## [Problem to work on]
Write every line out verbatim and omit the pictures.

(Records from a collection of figures)

────

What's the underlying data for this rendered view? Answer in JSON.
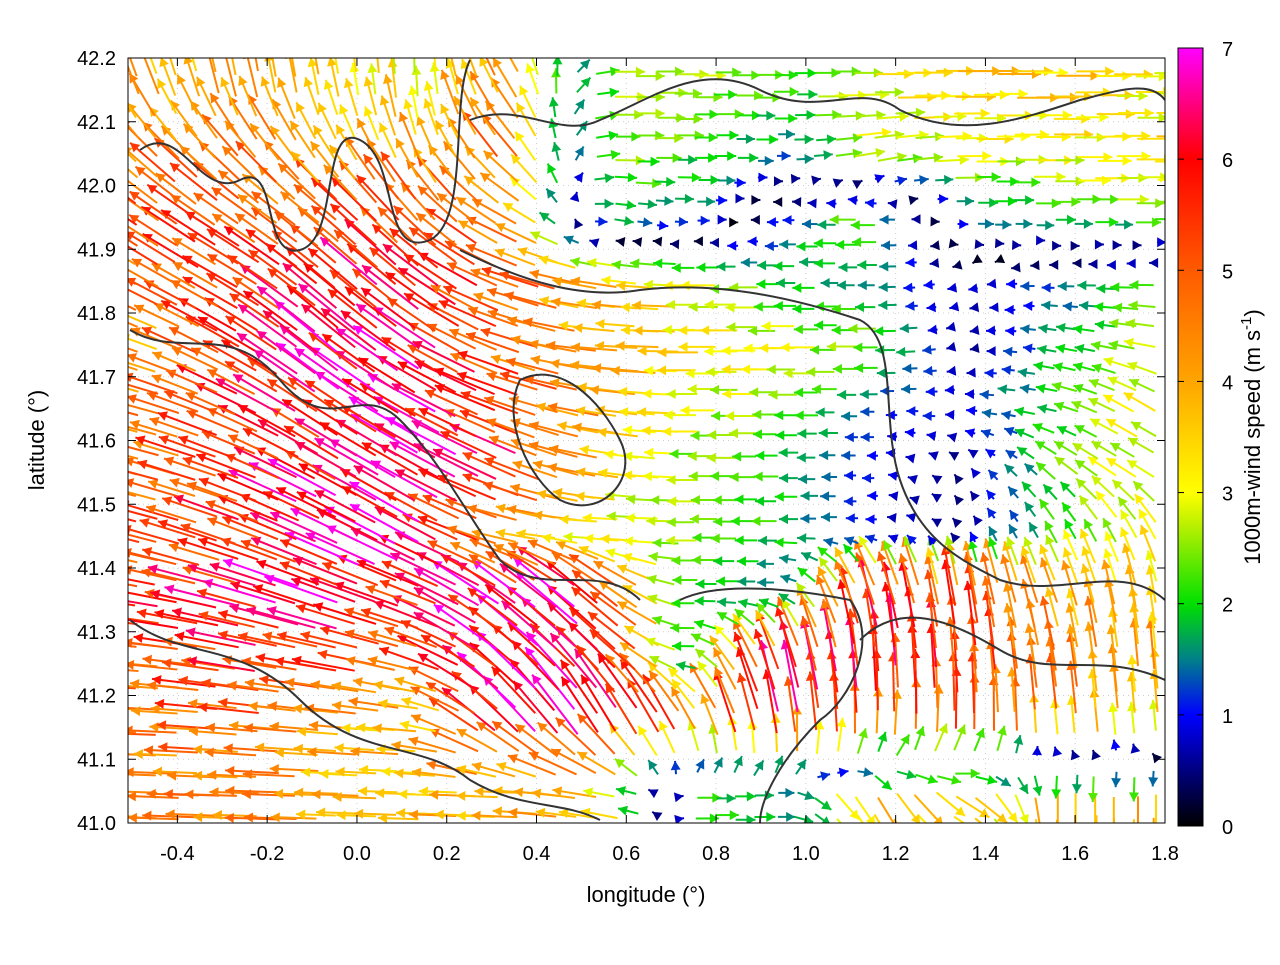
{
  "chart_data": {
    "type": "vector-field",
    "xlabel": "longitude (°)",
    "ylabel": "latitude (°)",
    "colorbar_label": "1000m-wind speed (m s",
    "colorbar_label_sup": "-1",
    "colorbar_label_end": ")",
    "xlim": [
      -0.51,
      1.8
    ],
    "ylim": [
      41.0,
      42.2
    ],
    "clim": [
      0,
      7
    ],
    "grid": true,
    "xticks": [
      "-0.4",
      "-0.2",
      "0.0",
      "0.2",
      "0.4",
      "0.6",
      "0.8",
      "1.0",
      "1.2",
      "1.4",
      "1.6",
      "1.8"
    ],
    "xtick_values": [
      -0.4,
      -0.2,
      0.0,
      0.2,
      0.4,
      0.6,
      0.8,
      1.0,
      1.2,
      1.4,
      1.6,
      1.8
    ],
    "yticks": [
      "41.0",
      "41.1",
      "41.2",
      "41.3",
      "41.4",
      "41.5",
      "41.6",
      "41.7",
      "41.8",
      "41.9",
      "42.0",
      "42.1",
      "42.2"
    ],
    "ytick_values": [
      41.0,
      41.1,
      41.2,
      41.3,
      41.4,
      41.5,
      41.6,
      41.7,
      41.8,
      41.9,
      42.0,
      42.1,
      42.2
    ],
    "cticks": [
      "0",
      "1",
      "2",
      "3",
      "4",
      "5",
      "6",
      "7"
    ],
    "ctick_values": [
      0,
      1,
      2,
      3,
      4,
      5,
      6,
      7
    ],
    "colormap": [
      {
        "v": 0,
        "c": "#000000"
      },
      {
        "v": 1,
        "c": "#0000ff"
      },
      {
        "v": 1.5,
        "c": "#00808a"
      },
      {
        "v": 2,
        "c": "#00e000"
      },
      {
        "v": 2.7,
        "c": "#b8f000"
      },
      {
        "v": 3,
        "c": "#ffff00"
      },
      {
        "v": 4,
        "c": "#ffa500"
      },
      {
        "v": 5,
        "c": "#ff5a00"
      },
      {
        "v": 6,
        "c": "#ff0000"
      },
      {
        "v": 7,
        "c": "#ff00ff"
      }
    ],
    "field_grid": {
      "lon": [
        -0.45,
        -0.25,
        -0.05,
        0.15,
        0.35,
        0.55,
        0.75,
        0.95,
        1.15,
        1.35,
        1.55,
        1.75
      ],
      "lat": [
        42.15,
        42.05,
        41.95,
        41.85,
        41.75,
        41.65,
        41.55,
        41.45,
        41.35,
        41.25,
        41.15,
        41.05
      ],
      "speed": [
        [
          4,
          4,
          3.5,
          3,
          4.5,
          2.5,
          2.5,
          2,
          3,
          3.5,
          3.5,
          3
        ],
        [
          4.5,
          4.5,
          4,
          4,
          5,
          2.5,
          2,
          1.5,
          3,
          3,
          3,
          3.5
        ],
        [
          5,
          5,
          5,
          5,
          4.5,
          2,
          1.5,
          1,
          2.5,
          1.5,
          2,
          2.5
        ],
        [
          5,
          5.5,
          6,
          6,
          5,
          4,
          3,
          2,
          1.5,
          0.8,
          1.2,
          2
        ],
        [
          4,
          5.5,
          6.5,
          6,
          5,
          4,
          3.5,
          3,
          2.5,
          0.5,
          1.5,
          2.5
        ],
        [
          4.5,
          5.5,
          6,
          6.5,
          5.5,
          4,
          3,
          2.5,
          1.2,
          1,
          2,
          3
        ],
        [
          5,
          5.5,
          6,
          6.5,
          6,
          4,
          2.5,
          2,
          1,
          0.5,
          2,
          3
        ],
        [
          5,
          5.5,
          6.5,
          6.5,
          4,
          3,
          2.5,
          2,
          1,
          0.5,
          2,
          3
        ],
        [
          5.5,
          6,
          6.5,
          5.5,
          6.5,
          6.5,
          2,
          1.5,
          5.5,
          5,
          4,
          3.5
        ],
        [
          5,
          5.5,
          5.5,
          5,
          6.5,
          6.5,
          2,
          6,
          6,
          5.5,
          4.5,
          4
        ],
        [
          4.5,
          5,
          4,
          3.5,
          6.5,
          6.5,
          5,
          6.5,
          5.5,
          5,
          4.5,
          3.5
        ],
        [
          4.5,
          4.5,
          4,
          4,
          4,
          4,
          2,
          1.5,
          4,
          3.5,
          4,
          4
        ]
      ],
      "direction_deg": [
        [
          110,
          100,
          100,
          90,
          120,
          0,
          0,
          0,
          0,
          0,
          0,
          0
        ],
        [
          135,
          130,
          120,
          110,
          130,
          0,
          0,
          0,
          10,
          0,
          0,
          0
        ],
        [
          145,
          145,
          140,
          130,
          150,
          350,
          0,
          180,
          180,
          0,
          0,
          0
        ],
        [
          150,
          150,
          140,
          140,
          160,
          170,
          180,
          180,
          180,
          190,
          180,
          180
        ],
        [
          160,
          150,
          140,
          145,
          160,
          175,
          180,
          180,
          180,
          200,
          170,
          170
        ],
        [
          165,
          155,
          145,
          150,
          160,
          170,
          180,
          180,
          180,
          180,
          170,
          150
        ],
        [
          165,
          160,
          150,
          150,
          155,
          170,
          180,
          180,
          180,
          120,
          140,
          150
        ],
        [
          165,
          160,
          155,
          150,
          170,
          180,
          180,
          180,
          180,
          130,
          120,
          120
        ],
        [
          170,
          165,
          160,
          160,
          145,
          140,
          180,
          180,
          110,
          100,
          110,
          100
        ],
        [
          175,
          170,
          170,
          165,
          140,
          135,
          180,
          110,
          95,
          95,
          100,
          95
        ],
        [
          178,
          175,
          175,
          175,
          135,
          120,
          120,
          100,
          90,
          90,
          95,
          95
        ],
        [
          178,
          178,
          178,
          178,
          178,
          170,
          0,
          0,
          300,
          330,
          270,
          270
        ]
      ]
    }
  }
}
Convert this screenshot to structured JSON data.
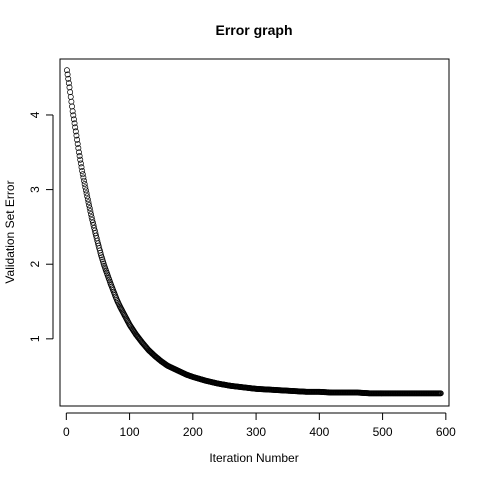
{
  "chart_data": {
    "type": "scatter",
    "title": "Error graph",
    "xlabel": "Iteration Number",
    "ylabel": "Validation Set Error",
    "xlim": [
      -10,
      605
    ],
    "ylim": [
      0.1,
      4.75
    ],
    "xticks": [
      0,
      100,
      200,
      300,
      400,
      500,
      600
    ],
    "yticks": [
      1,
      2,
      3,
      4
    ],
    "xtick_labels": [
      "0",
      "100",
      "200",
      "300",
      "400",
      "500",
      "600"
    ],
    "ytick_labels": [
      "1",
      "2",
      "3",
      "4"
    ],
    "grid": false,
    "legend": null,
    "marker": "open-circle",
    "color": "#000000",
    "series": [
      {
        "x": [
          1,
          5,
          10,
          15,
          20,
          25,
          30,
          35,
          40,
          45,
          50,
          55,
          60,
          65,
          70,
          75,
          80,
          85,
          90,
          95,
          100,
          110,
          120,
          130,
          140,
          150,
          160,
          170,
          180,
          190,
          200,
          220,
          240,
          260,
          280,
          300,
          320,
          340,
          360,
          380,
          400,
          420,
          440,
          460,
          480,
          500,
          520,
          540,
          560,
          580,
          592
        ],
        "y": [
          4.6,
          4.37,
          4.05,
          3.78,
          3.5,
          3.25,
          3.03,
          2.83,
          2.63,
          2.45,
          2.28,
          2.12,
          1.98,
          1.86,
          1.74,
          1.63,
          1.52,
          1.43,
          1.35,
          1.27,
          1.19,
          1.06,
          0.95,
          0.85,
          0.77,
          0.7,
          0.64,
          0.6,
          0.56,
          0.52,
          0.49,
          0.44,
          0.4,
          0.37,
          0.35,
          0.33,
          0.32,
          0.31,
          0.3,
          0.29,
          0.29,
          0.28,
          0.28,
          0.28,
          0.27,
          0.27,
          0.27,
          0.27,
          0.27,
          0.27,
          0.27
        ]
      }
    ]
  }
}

────

## [The answer]
What's the underlying data for this rendered view? Answer in JSON.
{
  "chart_data": {
    "type": "vector-field",
    "xlabel": "longitude (°)",
    "ylabel": "latitude (°)",
    "colorbar_label": "1000m-wind speed (m s",
    "colorbar_label_sup": "-1",
    "colorbar_label_end": ")",
    "xlim": [
      -0.51,
      1.8
    ],
    "ylim": [
      41.0,
      42.2
    ],
    "clim": [
      0,
      7
    ],
    "grid": true,
    "xticks": [
      "-0.4",
      "-0.2",
      "0.0",
      "0.2",
      "0.4",
      "0.6",
      "0.8",
      "1.0",
      "1.2",
      "1.4",
      "1.6",
      "1.8"
    ],
    "xtick_values": [
      -0.4,
      -0.2,
      0.0,
      0.2,
      0.4,
      0.6,
      0.8,
      1.0,
      1.2,
      1.4,
      1.6,
      1.8
    ],
    "yticks": [
      "41.0",
      "41.1",
      "41.2",
      "41.3",
      "41.4",
      "41.5",
      "41.6",
      "41.7",
      "41.8",
      "41.9",
      "42.0",
      "42.1",
      "42.2"
    ],
    "ytick_values": [
      41.0,
      41.1,
      41.2,
      41.3,
      41.4,
      41.5,
      41.6,
      41.7,
      41.8,
      41.9,
      42.0,
      42.1,
      42.2
    ],
    "cticks": [
      "0",
      "1",
      "2",
      "3",
      "4",
      "5",
      "6",
      "7"
    ],
    "ctick_values": [
      0,
      1,
      2,
      3,
      4,
      5,
      6,
      7
    ],
    "colormap": [
      {
        "v": 0,
        "c": "#000000"
      },
      {
        "v": 1,
        "c": "#0000ff"
      },
      {
        "v": 1.5,
        "c": "#00808a"
      },
      {
        "v": 2,
        "c": "#00e000"
      },
      {
        "v": 2.7,
        "c": "#b8f000"
      },
      {
        "v": 3,
        "c": "#ffff00"
      },
      {
        "v": 4,
        "c": "#ffa500"
      },
      {
        "v": 5,
        "c": "#ff5a00"
      },
      {
        "v": 6,
        "c": "#ff0000"
      },
      {
        "v": 7,
        "c": "#ff00ff"
      }
    ],
    "field_grid": {
      "lon": [
        -0.45,
        -0.25,
        -0.05,
        0.15,
        0.35,
        0.55,
        0.75,
        0.95,
        1.15,
        1.35,
        1.55,
        1.75
      ],
      "lat": [
        42.15,
        42.05,
        41.95,
        41.85,
        41.75,
        41.65,
        41.55,
        41.45,
        41.35,
        41.25,
        41.15,
        41.05
      ],
      "speed": [
        [
          4,
          4,
          3.5,
          3,
          4.5,
          2.5,
          2.5,
          2,
          3,
          3.5,
          3.5,
          3
        ],
        [
          4.5,
          4.5,
          4,
          4,
          5,
          2.5,
          2,
          1.5,
          3,
          3,
          3,
          3.5
        ],
        [
          5,
          5,
          5,
          5,
          4.5,
          2,
          1.5,
          1,
          2.5,
          1.5,
          2,
          2.5
        ],
        [
          5,
          5.5,
          6,
          6,
          5,
          4,
          3,
          2,
          1.5,
          0.8,
          1.2,
          2
        ],
        [
          4,
          5.5,
          6.5,
          6,
          5,
          4,
          3.5,
          3,
          2.5,
          0.5,
          1.5,
          2.5
        ],
        [
          4.5,
          5.5,
          6,
          6.5,
          5.5,
          4,
          3,
          2.5,
          1.2,
          1,
          2,
          3
        ],
        [
          5,
          5.5,
          6,
          6.5,
          6,
          4,
          2.5,
          2,
          1,
          0.5,
          2,
          3
        ],
        [
          5,
          5.5,
          6.5,
          6.5,
          4,
          3,
          2.5,
          2,
          1,
          0.5,
          2,
          3
        ],
        [
          5.5,
          6,
          6.5,
          5.5,
          6.5,
          6.5,
          2,
          1.5,
          5.5,
          5,
          4,
          3.5
        ],
        [
          5,
          5.5,
          5.5,
          5,
          6.5,
          6.5,
          2,
          6,
          6,
          5.5,
          4.5,
          4
        ],
        [
          4.5,
          5,
          4,
          3.5,
          6.5,
          6.5,
          5,
          6.5,
          5.5,
          5,
          4.5,
          3.5
        ],
        [
          4.5,
          4.5,
          4,
          4,
          4,
          4,
          2,
          1.5,
          4,
          3.5,
          4,
          4
        ]
      ],
      "direction_deg": [
        [
          110,
          100,
          100,
          90,
          120,
          0,
          0,
          0,
          0,
          0,
          0,
          0
        ],
        [
          135,
          130,
          120,
          110,
          130,
          0,
          0,
          0,
          10,
          0,
          0,
          0
        ],
        [
          145,
          145,
          140,
          130,
          150,
          350,
          0,
          180,
          180,
          0,
          0,
          0
        ],
        [
          150,
          150,
          140,
          140,
          160,
          170,
          180,
          180,
          180,
          190,
          180,
          180
        ],
        [
          160,
          150,
          140,
          145,
          160,
          175,
          180,
          180,
          180,
          200,
          170,
          170
        ],
        [
          165,
          155,
          145,
          150,
          160,
          170,
          180,
          180,
          180,
          180,
          170,
          150
        ],
        [
          165,
          160,
          150,
          150,
          155,
          170,
          180,
          180,
          180,
          120,
          140,
          150
        ],
        [
          165,
          160,
          155,
          150,
          170,
          180,
          180,
          180,
          180,
          130,
          120,
          120
        ],
        [
          170,
          165,
          160,
          160,
          145,
          140,
          180,
          180,
          110,
          100,
          110,
          100
        ],
        [
          175,
          170,
          170,
          165,
          140,
          135,
          180,
          110,
          95,
          95,
          100,
          95
        ],
        [
          178,
          175,
          175,
          175,
          135,
          120,
          120,
          100,
          90,
          90,
          95,
          95
        ],
        [
          178,
          178,
          178,
          178,
          178,
          170,
          0,
          0,
          300,
          330,
          270,
          270
        ]
      ]
    }
  }
}
Convert this screenshot to structured JSON data.
{
  "chart_data": {
    "type": "scatter",
    "title": "Error graph",
    "xlabel": "Iteration Number",
    "ylabel": "Validation Set Error",
    "xlim": [
      -10,
      605
    ],
    "ylim": [
      0.1,
      4.75
    ],
    "xticks": [
      0,
      100,
      200,
      300,
      400,
      500,
      600
    ],
    "yticks": [
      1,
      2,
      3,
      4
    ],
    "xtick_labels": [
      "0",
      "100",
      "200",
      "300",
      "400",
      "500",
      "600"
    ],
    "ytick_labels": [
      "1",
      "2",
      "3",
      "4"
    ],
    "grid": false,
    "legend": null,
    "marker": "open-circle",
    "color": "#000000",
    "series": [
      {
        "x": [
          1,
          5,
          10,
          15,
          20,
          25,
          30,
          35,
          40,
          45,
          50,
          55,
          60,
          65,
          70,
          75,
          80,
          85,
          90,
          95,
          100,
          110,
          120,
          130,
          140,
          150,
          160,
          170,
          180,
          190,
          200,
          220,
          240,
          260,
          280,
          300,
          320,
          340,
          360,
          380,
          400,
          420,
          440,
          460,
          480,
          500,
          520,
          540,
          560,
          580,
          592
        ],
        "y": [
          4.6,
          4.37,
          4.05,
          3.78,
          3.5,
          3.25,
          3.03,
          2.83,
          2.63,
          2.45,
          2.28,
          2.12,
          1.98,
          1.86,
          1.74,
          1.63,
          1.52,
          1.43,
          1.35,
          1.27,
          1.19,
          1.06,
          0.95,
          0.85,
          0.77,
          0.7,
          0.64,
          0.6,
          0.56,
          0.52,
          0.49,
          0.44,
          0.4,
          0.37,
          0.35,
          0.33,
          0.32,
          0.31,
          0.3,
          0.29,
          0.29,
          0.28,
          0.28,
          0.28,
          0.27,
          0.27,
          0.27,
          0.27,
          0.27,
          0.27,
          0.27
        ]
      }
    ]
  }
}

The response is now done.